[Rows from a dataset]
----

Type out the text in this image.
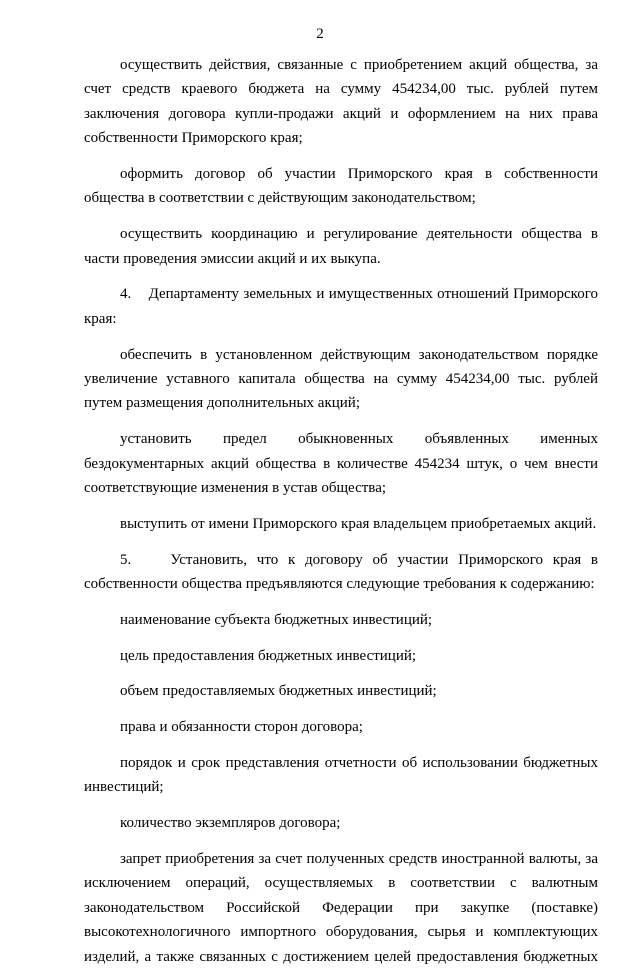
2

осуществить действия, связанные с приобретением акций общества, за счет средств краевого бюджета на сумму 454234,00 тыс. рублей путем заключения договора купли-продажи акций и оформлением на них права собственности Приморского края;

оформить договор об участии Приморского края в собственности общества в соответствии с действующим законодательством;

осуществить координацию и регулирование деятельности общества в части проведения эмиссии акций и их выкупа.

4.    Департаменту земельных и имущественных отношений Приморского края:

обеспечить в установленном действующим законодательством порядке увеличение уставного капитала общества на сумму 454234,00 тыс. рублей путем размещения дополнительных акций;

установить предел обыкновенных объявленных именных бездокументарных акций общества в количестве 454234 штук, о чем внести соответствующие изменения в устав общества;

выступить от имени Приморского края владельцем приобретаемых акций.

5.    Установить, что к договору об участии Приморского края в собственности общества предъявляются следующие требования к содержанию:

наименование субъекта бюджетных инвестиций;

цель предоставления бюджетных инвестиций;

объем предоставляемых бюджетных инвестиций;

права и обязанности сторон договора;

порядок и срок представления отчетности об использовании бюджетных инвестиций;

количество экземпляров договора;

запрет приобретения за счет полученных средств иностранной валюты, за исключением операций, осуществляемых в соответствии с валютным законодательством Российской Федерации при закупке (поставке) высокотехнологичного импортного оборудования, сырья и комплектующих изделий, а также связанных с достижением целей предоставления бюджетных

----

* **WHAT THE TASK ASKS**
Quote the records above exactly, leaving out any pictures.

* **SOLUTION FOR THIS TASK**
Type out the text in this image.
2

осуществить действия, связанные с приобретением акций общества, за счет средств краевого бюджета на сумму 454234,00 тыс. рублей путем заключения договора купли-продажи акций и оформлением на них права собственности Приморского края;

оформить договор об участии Приморского края в собственности общества в соответствии с действующим законодательством;

осуществить координацию и регулирование деятельности общества в части проведения эмиссии акций и их выкупа.

4.    Департаменту земельных и имущественных отношений Приморского края:

обеспечить в установленном действующим законодательством порядке увеличение уставного капитала общества на сумму 454234,00 тыс. рублей путем размещения дополнительных акций;

установить предел обыкновенных объявленных именных бездокументарных акций общества в количестве 454234 штук, о чем внести соответствующие изменения в устав общества;

выступить от имени Приморского края владельцем приобретаемых акций.

5.    Установить, что к договору об участии Приморского края в собственности общества предъявляются следующие требования к содержанию:

наименование субъекта бюджетных инвестиций;

цель предоставления бюджетных инвестиций;

объем предоставляемых бюджетных инвестиций;

права и обязанности сторон договора;

порядок и срок представления отчетности об использовании бюджетных инвестиций;

количество экземпляров договора;

запрет приобретения за счет полученных средств иностранной валюты, за исключением операций, осуществляемых в соответствии с валютным законодательством Российской Федерации при закупке (поставке) высокотехнологичного импортного оборудования, сырья и комплектующих изделий, а также связанных с достижением целей предоставления бюджетных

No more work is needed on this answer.